━━━ Records
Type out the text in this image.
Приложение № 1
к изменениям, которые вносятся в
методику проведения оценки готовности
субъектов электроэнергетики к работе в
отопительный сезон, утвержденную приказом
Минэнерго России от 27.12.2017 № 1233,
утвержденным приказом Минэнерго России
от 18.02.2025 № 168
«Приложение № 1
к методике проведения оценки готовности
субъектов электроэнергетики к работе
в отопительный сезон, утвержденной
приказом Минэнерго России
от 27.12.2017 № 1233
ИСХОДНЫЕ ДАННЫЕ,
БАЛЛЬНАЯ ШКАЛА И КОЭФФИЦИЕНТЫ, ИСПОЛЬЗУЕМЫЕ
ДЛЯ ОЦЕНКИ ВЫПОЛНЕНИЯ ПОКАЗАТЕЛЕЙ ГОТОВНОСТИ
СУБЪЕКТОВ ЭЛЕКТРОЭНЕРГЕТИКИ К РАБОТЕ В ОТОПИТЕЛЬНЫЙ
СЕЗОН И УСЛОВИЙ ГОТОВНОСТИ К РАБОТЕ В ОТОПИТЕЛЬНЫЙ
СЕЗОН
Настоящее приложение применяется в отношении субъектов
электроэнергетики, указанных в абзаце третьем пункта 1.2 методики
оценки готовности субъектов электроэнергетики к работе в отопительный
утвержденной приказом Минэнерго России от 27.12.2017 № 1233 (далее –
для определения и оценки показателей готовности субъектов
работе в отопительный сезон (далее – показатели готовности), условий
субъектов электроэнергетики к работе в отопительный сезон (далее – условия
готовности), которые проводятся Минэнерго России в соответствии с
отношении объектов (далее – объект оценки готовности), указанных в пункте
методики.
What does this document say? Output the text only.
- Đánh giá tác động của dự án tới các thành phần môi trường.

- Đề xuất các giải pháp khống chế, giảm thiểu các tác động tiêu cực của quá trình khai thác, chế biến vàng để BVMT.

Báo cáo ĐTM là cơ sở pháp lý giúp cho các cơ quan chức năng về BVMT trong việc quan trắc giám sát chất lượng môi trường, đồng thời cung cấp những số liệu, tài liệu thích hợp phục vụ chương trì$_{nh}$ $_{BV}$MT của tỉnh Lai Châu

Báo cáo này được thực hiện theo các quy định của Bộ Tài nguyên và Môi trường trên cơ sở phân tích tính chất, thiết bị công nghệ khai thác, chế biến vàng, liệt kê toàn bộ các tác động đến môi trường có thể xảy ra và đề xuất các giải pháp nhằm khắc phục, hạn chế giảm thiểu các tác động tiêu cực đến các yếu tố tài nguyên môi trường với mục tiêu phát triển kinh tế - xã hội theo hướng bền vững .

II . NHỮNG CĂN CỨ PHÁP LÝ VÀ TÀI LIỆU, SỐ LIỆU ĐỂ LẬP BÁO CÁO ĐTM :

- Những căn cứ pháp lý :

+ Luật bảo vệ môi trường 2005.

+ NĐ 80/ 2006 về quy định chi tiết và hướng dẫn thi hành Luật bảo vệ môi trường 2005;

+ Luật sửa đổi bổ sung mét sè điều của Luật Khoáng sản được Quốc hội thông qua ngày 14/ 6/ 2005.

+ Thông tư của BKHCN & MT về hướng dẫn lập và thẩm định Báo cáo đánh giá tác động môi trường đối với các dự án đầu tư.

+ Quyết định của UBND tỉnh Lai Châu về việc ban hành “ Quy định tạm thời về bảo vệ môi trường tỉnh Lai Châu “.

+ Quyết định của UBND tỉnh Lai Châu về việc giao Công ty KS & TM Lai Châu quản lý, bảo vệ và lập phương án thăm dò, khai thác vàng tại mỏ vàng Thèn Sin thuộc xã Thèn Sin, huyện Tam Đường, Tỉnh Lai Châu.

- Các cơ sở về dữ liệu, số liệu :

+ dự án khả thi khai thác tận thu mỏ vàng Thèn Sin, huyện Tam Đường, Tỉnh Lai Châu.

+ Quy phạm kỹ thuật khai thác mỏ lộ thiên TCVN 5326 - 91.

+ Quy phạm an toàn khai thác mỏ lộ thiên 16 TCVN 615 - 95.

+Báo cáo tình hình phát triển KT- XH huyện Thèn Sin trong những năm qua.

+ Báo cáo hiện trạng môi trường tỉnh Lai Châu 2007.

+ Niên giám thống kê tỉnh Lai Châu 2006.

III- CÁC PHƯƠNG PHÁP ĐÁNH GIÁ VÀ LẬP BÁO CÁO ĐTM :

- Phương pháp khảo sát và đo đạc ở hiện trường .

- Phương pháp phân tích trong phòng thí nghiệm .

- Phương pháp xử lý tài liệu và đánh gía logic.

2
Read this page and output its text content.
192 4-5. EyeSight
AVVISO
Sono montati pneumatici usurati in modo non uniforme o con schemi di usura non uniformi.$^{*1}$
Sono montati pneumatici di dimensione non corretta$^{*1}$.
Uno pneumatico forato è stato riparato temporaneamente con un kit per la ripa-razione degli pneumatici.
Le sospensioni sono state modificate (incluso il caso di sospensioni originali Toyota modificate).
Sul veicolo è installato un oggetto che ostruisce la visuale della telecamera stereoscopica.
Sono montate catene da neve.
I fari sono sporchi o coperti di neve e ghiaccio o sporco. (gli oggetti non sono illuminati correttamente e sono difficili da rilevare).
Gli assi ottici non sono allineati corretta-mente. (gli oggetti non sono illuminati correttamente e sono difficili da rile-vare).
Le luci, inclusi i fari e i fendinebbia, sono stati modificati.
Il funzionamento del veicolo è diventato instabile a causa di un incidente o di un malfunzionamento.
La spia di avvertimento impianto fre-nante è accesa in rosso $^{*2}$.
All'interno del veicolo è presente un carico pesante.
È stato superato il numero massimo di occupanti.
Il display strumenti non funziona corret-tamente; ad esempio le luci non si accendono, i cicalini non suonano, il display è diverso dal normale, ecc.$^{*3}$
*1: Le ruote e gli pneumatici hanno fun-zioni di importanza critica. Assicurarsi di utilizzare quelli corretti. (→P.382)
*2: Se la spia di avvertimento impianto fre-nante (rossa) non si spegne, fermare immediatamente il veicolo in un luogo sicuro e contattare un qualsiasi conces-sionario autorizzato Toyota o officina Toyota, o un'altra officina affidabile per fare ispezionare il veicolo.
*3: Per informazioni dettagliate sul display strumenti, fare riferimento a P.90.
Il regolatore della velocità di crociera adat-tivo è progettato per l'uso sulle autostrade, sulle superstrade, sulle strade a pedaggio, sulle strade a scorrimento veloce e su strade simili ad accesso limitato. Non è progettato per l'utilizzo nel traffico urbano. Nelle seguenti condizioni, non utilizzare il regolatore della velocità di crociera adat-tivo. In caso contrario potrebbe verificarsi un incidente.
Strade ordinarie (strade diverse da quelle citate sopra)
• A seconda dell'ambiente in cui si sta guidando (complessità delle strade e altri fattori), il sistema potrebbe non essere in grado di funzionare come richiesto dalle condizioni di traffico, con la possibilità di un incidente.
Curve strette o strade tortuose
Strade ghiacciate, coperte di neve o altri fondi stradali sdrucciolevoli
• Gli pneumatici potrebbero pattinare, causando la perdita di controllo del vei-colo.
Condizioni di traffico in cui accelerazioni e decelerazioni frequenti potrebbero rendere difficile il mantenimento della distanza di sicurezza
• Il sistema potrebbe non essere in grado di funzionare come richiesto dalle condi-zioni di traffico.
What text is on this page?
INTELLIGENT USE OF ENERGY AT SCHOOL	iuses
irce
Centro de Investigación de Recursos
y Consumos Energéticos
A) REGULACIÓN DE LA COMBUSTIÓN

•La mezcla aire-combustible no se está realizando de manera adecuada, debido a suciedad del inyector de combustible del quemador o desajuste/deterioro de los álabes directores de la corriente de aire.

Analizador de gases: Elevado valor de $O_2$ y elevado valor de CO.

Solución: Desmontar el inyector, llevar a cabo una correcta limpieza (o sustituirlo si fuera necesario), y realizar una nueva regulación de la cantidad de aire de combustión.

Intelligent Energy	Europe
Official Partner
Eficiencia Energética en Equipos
━━━━━━
● Problem details
Search the data for "Минэнерго". Copy every matching line.

● Finished answer
Минэнерго России от 27.12.2017 № 1233,
утвержденным приказом Минэнерго России
приказом Минэнерго России
утвержденной приказом Минэнерго России от 27.12.2017 № 1233 (далее –
готовности), которые проводятся Минэнерго России в соответствии с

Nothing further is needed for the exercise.